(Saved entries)
• • • • • • •

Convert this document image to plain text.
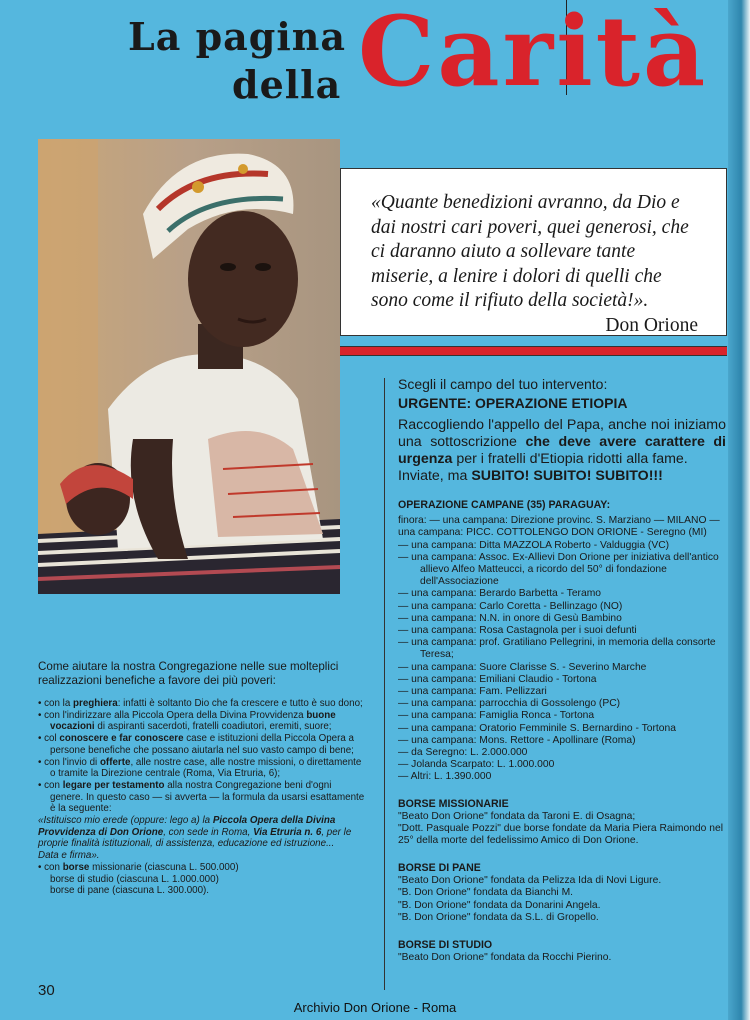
La pagina
della Carità
«Quante benedizioni avranno, da Dio e dai nostri cari poveri, quei generosi, che ci daranno aiuto a sollevare tante miserie, a lenire i dolori di quelli che sono come il rifiuto della società!».
Don Orione
Scegli il campo del tuo intervento:
URGENTE: OPERAZIONE ETIOPIA
Raccogliendo l'appello del Papa, anche noi iniziamo una sottoscrizione che deve avere carattere di urgenza per i fratelli d'Etiopia ridotti alla fame.
Inviate, ma SUBITO! SUBITO! SUBITO!!!
OPERAZIONE CAMPANE (35) PARAGUAY:
finora: — una campana: Direzione provinc. S. Marziano — MILANO — una campana: PICC. COTTOLENGO DON ORIONE - Seregno (MI)
— una campana: Ditta MAZZOLA Roberto - Valduggia (VC)
— una campana: Assoc. Ex-Allievi Don Orione per iniziativa dell'antico allievo Alfeo Matteucci, a ricordo del 50° di fondazione dell'Associazione
— una campana: Berardo Barbetta - Teramo
— una campana: Carlo Coretta - Bellinzago (NO)
— una campana: N.N. in onore di Gesù Bambino
— una campana: Rosa Castagnola per i suoi defunti
— una campana: prof. Gratiliano Pellegrini, in memoria della consorte Teresa;
— una campana: Suore Clarisse S. - Severino Marche
— una campana: Emiliani Claudio - Tortona
— una campana: Fam. Pellizzari
— una campana: parrocchia di Gossolengo (PC)
— una campana: Famiglia Ronca - Tortona
— una campana: Oratorio Femminile S. Bernardino - Tortona
— una campana: Mons. Rettore - Apollinare (Roma)
— da Seregno: L. 2.000.000
— Jolanda Scarpato: L. 1.000.000
— Altri: L. 1.390.000
BORSE MISSIONARIE
"Beato Don Orione" fondata da Taroni E. di Osagna;
"Dott. Pasquale Pozzi" due borse fondate da Maria Piera Raimondo nel 25° della morte del fedelissimo Amico di Don Orione.
BORSE DI PANE
"Beato Don Orione" fondata da Pelizza Ida di Novi Ligure.
"B. Don Orione" fondata da Bianchi M.
"B. Don Orione" fondata da Donarini Angela.
"B. Don Orione" fondata da S.L. di Gropello.
BORSE DI STUDIO
"Beato Don Orione" fondata da Rocchi Pierino.
Come aiutare la nostra Congregazione nelle sue molteplici realizzazioni benefiche a favore dei più poveri:
• con la preghiera: infatti è soltanto Dio che fa crescere e tutto è suo dono;
• con l'indirizzare alla Piccola Opera della Divina Provvidenza buone vocazioni di aspiranti sacerdoti, fratelli coadiutori, eremiti, suore;
• col conoscere e far conoscere case e istituzioni della Piccola Opera a persone benefiche che possano aiutarla nel suo vasto campo di bene;
• con l'invio di offerte, alle nostre case, alle nostre missioni, o direttamente o tramite la Direzione centrale (Roma, Via Etruria, 6);
• con legare per testamento alla nostra Congregazione beni d'ogni genere. In questo caso — si avverta — la formula da usarsi esattamente è la seguente:
«Istituisco mio erede (oppure: lego a) la Piccola Opera della Divina Provvidenza di Don Orione, con sede in Roma, Via Etruria n. 6, per le proprie finalità istituzionali, di assistenza, educazione ed istruzione...
Data e firma».
• con borse missionarie (ciascuna L. 500.000)
borse di studio (ciascuna L. 1.000.000)
borse di pane (ciascuna L. 300.000).
30
Archivio Don Orione - Roma
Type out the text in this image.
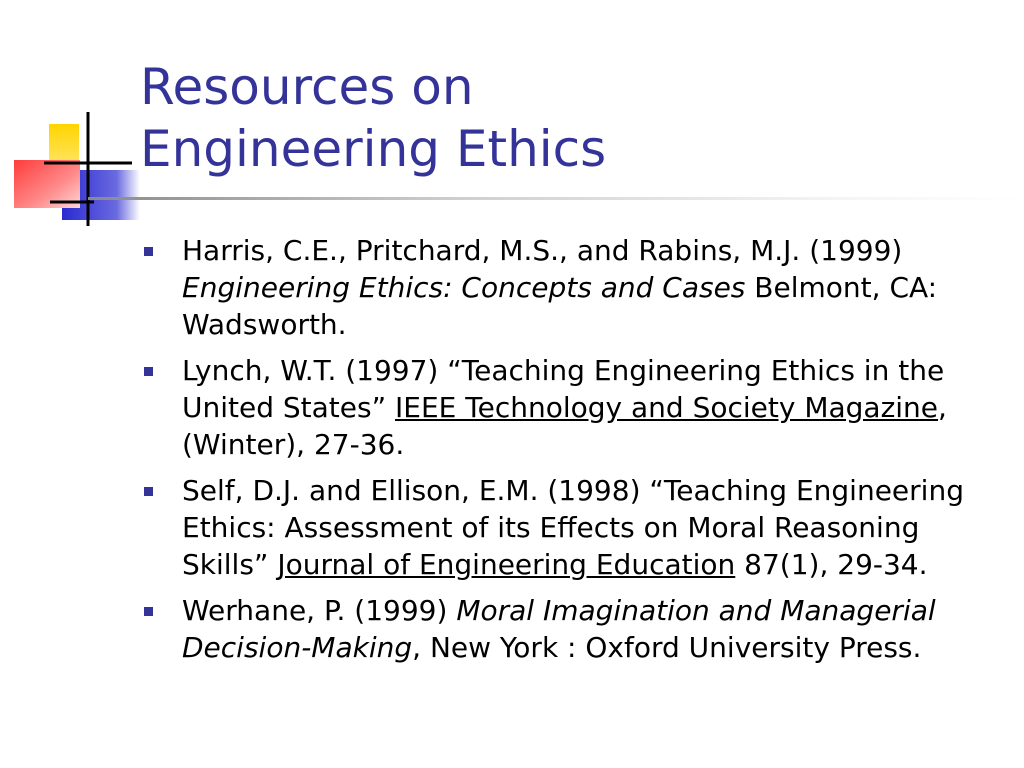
Resources on
Engineering Ethics
Harris, C.E., Pritchard, M.S., and Rabins, M.J. (1999) Engineering Ethics: Concepts and Cases Belmont, CA: Wadsworth.
Lynch, W.T. (1997) “Teaching Engineering Ethics in the United States” IEEE Technology and Society Magazine, (Winter), 27-36.
Self, D.J. and Ellison, E.M. (1998) “Teaching Engineering Ethics: Assessment of its Effects on Moral Reasoning Skills” Journal of Engineering Education 87(1), 29-34.
Werhane, P. (1999) Moral Imagination and Managerial Decision-Making, New York : Oxford University Press.
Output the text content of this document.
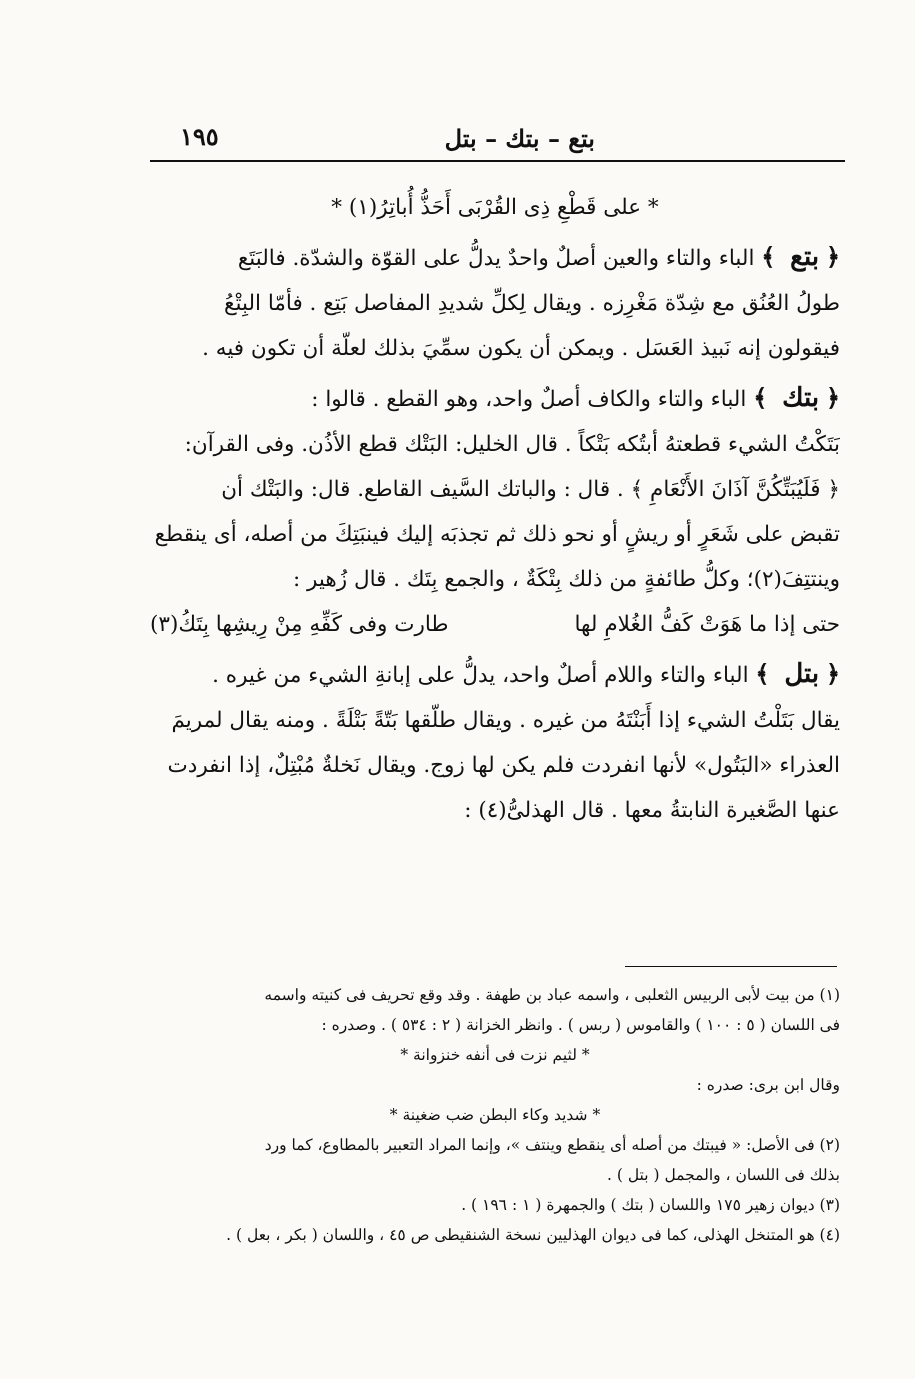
بتع – بتك – بتل
١٩٥
* على قَطْعِ ذِى القُرْبَى أَحَذُّ أُباتِرُ(١) *
﴿ بتع ﴾ الباء والتاء والعين أصلٌ واحدٌ يدلُّ على القوّة والشدّة. فالبَتَع
طولُ العُنُق مع شِدّة مَغْرِزه . ويقال لِكلِّ شديدِ المفاصل بَتِع . فأمّا البِتْعُ
فيقولون إنه نَبيذ العَسَل . ويمكن أن يكون سمِّيَ بذلك لعلّة أن تكون فيه .
﴿ بتك ﴾ الباء والتاء والكاف أصلٌ واحد، وهو القطع . قالوا :
بَتَكْتُ الشيء قطعتهُ أبتُكه بَتْكاً . قال الخليل: البَتْك قطع الأذُن. وفى القرآن:
﴿ فَلَيُبَتِّكُنَّ آذَانَ الأَنْعَامِ ﴾ . قال : والباتك السَّيف القاطع. قال: والبَتْك أن
تقبض على شَعَرٍ أو ريشٍ أو نحو ذلك ثم تجذبَه إليك فينبَتِكَ من أصله، أى ينقطع
وينتتِفَ(٢)؛ وكلُّ طائفةٍ من ذلك بِتْكَةٌ ، والجمع بِتَك . قال زُهير :
حتى إذا ما هَوَتْ كَفُّ الغُلامِ لها
طارت وفى كَفِّهِ مِنْ رِيشِها بِتَكُ(٣)
﴿ بتل ﴾ الباء والتاء واللام أصلٌ واحد، يدلُّ على إبانةِ الشيء من غيره .
يقال بَتَلْتُ الشيء إذا أَبَنْتَهُ من غيره . ويقال طلّقها بَتّةً بَتْلَةً . ومنه يقال لمريمَ
العذراء «البَتُول» لأنها انفردت فلم يكن لها زوج. ويقال نَخلةٌ مُبْتِلٌ، إذا انفردت
عنها الصَّغيرة النابتةُ معها . قال الهذلىُّ(٤) :
(١) من بيت لأبى الربيس الثعلبى ، واسمه عباد بن طهفة . وقد وقع تحريف فى كنيته واسمه
فى اللسان ( ٥ : ١٠٠ ) والقاموس ( ربس ) . وانظر الخزانة ( ٢ : ٥٣٤ ) . وصدره :
* لثيم نزت فى أنفه خنزوانة *
وقال ابن برى: صدره :
* شديد وكاء البطن ضب ضغينة *
(٢) فى الأصل: « فيبتك من أصله أى ينقطع وينتف »، وإنما المراد التعبير بالمطاوع، كما ورد
بذلك فى اللسان ، والمجمل ( بتل ) .
(٣) ديوان زهير ١٧٥ واللسان ( بتك ) والجمهرة ( ١ : ١٩٦ ) .
(٤) هو المتنخل الهذلى، كما فى ديوان الهذليين نسخة الشنقيطى ص ٤٥ ، واللسان ( بكر ، بعل ) .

• • • • • • •

* [Stated task] In the data above, how many lines contain the string "شديد"? Answer with the number only.

* [Response to this exercise] 2